The configuration that threads all of these simultaneously doesn't exist in a national cold calling campaign. It might exist for a carefully scoped, fully disclosed program operating in a small number of compliant states — but that configuration, with its required disclosures, consent documentation, and state-by-state restrictions, is not the AI cold call product anyone is being sold.

The tools that make AI voice calling compelling are the tools that create the compliance exposure: voice generation that passes as human, real-time emotion analysis, adaptive response to vocal hesitation. Strip those out and what remains is a more expensive, more legally complex version of a power dialer.


The Actual Risk Calculation

Commercial lending brokers and ISOs evaluating AI voice tools are typically comparing them against a phone room — a calculation that focuses on cost per dial and calls per hour. That is the wrong frame.

The right comparison is cost per compliant contact. A compliant AI outreach program requires documented PEWC for every number called, scrubbed lists excluding all-party consent state residents (or full disclosure protocols for those residents), BIPA-compliant data handling for any Illinois prospects, CIPA-compliant consent for any California prospects, and defensible documentation of all of the above for every call. The compliance infrastructure required to make AI calling legal at scale costs more than the AI tool itself.

The plaintiffs' attorneys pursuing TCPA violations in commercial lending are not going to be deterred by the fact that you were using a sophisticated voice AI product rather than a robo-dialer. The statute doesn't care about your vendor's marketing copy.

The simpler answer: the phone is already a high-risk channel for cold prospecting in commercial lending, as covered in our guide to TCPA liability for commercial finance brokers. Adding AI to the phone does not solve the compliance problem. It amplifies it.

What actually works in this environment — referral cultivation, door prospecting, LinkedIn outreach, direct mail — doesn't carry TCPA exposure and doesn't require a compliance attorney on retainer to operate legally. The phone-plus-AI combination isn't a shortcut around the hard work of building a compliant pipeline. It's a shortcut to a class action.

FundScout's model is built on the opposite premise: borrowers come inbound, lender contact is proxied and logged, and no rep is cold dialing on anything. If you're building a book of commercial lending business and wondering where the safe channel is, that's the starting point.

■ **GIVEN PROBLEM 1**
In the article on AI voice calling, what do the authors call the right comparison when evaluating AI voice tools?

■ **Spatial layout data**
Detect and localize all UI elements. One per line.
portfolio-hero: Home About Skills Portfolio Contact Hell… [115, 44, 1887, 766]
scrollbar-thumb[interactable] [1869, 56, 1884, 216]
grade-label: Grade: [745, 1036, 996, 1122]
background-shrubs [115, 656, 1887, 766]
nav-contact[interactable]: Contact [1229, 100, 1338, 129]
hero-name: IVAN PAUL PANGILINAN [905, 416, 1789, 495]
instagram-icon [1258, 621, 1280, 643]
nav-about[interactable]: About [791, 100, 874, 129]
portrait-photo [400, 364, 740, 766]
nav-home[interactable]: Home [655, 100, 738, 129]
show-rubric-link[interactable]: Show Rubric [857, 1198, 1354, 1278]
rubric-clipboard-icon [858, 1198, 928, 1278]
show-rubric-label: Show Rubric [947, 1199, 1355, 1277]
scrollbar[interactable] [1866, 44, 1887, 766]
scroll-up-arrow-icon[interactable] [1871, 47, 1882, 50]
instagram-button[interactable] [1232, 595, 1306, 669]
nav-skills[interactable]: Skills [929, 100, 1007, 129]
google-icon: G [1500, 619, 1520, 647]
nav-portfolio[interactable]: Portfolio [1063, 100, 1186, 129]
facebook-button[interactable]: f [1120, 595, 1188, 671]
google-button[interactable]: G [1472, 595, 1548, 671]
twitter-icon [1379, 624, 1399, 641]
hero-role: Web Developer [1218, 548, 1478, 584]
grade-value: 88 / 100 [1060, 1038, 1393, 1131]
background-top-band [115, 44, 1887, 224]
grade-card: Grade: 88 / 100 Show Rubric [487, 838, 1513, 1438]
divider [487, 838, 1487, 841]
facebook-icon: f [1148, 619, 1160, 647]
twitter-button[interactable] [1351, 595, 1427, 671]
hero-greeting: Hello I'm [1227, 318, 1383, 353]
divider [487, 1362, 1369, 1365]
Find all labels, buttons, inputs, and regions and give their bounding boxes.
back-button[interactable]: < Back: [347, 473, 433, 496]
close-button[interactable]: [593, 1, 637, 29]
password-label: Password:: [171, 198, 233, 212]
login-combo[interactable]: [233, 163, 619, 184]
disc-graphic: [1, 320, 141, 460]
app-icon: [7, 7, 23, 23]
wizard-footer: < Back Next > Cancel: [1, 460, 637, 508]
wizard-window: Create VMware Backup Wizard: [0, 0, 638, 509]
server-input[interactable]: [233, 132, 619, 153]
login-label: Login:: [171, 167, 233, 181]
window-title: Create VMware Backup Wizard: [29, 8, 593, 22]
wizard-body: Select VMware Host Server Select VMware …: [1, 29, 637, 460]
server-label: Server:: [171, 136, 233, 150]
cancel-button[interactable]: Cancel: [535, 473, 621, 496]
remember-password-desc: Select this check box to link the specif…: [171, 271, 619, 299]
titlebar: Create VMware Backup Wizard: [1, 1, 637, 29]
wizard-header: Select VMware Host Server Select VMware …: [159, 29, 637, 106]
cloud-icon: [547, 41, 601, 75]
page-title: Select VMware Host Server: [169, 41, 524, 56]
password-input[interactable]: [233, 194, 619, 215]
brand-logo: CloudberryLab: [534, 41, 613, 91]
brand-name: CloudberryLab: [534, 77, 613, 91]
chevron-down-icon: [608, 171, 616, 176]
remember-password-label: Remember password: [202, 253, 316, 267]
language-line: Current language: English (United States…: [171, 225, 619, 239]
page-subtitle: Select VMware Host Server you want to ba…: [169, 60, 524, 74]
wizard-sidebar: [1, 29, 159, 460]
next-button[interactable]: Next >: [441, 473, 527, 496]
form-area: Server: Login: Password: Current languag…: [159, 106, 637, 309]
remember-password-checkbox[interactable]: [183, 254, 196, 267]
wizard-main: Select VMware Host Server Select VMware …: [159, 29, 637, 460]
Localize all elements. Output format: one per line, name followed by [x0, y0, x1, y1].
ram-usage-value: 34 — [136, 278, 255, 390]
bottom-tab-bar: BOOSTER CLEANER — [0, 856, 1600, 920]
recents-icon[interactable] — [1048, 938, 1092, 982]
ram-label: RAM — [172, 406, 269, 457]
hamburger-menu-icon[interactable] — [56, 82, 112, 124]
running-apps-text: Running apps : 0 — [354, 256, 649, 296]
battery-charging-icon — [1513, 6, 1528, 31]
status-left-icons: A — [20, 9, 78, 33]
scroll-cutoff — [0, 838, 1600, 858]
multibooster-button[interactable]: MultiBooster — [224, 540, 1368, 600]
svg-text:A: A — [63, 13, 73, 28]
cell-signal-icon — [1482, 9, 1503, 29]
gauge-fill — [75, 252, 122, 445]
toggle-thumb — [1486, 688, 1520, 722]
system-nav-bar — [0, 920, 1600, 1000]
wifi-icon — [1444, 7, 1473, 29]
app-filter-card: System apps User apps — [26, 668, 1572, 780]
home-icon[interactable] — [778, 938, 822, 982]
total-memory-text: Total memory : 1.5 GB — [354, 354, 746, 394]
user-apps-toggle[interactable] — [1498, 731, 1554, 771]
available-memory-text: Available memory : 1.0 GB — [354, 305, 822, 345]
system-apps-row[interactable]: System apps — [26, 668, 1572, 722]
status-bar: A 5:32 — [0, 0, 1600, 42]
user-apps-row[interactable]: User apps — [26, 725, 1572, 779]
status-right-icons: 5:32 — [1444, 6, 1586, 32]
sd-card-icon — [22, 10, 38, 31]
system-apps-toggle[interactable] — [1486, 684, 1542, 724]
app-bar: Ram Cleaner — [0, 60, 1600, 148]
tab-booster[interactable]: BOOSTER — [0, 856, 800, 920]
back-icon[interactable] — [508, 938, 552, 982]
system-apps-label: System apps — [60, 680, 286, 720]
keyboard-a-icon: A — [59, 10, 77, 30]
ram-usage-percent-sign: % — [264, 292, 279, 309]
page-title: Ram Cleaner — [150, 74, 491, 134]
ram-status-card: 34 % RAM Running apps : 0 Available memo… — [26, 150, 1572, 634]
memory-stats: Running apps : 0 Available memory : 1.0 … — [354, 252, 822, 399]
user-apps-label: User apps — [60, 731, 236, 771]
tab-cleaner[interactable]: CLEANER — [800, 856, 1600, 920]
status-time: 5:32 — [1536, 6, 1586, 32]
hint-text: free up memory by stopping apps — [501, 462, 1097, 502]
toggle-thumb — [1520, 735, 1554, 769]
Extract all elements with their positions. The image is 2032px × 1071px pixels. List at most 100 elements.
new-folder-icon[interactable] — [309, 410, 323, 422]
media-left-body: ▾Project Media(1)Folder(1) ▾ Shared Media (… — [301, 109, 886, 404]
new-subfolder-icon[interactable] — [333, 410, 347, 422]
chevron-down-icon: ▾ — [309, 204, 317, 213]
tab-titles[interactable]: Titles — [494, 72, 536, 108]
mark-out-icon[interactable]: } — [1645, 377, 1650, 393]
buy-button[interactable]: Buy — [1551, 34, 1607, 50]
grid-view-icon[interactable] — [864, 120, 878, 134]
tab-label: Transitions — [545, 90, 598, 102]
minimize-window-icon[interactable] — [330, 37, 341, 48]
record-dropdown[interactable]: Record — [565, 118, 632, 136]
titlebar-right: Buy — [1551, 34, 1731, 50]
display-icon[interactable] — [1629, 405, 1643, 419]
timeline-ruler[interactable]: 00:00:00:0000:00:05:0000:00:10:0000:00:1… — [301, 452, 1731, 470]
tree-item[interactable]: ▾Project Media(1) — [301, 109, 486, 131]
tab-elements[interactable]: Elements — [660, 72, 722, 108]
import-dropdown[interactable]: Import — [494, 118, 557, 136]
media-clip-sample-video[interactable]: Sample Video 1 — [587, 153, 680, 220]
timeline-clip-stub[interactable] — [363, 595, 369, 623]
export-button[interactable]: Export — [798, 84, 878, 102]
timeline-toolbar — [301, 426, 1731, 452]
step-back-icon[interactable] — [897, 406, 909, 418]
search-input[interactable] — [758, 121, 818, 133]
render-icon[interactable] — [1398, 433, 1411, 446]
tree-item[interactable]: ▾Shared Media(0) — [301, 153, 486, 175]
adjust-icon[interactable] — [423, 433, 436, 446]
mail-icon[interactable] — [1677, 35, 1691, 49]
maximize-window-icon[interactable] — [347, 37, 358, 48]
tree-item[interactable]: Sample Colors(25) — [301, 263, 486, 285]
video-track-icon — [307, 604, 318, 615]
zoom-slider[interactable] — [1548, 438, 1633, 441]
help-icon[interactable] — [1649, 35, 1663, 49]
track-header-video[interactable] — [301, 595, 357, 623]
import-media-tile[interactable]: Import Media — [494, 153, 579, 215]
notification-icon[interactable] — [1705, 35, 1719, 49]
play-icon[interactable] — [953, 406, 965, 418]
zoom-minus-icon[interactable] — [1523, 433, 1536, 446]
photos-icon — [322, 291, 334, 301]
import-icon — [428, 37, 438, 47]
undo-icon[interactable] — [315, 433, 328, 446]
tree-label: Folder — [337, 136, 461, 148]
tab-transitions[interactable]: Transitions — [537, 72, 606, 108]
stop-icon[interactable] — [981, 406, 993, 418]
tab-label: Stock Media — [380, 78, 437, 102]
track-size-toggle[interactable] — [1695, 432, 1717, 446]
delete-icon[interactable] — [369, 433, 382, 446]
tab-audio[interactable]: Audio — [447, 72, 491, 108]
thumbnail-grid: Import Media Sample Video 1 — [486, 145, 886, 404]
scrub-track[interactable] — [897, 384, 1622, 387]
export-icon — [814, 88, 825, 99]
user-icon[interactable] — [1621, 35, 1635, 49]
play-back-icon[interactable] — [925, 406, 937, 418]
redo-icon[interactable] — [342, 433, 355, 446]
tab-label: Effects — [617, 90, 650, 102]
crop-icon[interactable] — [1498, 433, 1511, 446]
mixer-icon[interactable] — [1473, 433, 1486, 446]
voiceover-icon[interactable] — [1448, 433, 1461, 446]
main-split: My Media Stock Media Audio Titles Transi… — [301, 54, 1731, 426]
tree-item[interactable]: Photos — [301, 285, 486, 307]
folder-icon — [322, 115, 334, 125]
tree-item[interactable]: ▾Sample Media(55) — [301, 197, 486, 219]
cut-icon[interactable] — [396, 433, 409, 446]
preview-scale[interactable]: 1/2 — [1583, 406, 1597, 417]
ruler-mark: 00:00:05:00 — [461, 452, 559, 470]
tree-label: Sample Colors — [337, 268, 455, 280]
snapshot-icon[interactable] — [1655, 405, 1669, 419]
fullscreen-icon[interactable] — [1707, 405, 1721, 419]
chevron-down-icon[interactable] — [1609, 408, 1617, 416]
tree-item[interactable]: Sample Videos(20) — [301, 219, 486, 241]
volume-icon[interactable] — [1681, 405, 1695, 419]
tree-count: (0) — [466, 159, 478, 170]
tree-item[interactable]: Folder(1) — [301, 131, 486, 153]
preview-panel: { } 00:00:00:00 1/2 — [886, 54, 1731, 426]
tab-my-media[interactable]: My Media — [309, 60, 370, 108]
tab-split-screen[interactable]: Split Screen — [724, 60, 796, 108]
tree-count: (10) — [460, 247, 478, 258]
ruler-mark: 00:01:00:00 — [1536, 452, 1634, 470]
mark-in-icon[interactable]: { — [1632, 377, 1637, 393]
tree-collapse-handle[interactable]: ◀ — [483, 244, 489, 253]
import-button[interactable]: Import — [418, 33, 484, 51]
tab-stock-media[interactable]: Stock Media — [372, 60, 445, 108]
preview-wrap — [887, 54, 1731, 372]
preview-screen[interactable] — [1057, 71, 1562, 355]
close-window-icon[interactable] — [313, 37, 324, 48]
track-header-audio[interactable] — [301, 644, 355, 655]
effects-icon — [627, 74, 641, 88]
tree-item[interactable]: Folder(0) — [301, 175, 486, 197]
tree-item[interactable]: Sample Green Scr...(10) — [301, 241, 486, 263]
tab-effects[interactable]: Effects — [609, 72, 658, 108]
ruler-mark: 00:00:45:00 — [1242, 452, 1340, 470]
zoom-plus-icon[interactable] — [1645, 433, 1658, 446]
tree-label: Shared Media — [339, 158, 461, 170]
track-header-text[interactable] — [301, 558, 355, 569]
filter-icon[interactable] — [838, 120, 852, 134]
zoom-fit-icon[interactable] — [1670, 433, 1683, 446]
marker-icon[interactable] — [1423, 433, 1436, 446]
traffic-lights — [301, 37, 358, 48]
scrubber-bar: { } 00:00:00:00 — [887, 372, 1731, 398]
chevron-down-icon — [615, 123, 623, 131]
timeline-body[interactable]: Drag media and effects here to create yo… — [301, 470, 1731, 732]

■ **GIVEN PROBLEM 2**
Rewrite the spatial layout listing from its first line through the line containing "nav-contact[interactable]: Contact [1229, 100, 1338, 129]", inclusive, with "background-shrubs" replaced by "background-foliage" and nothing else changed.

■ **FINAL RESULT 1**
Cost per compliant contact.

■ **FINAL RESULT 2**
Detect and localize all UI elements. One per line.
portfolio-hero: Home About Skills Portfolio Contact Hell… [115, 44, 1887, 766]
scrollbar-thumb[interactable] [1869, 56, 1884, 216]
grade-label: Grade: [745, 1036, 996, 1122]
background-foliage [115, 656, 1887, 766]
nav-contact[interactable]: Contact [1229, 100, 1338, 129]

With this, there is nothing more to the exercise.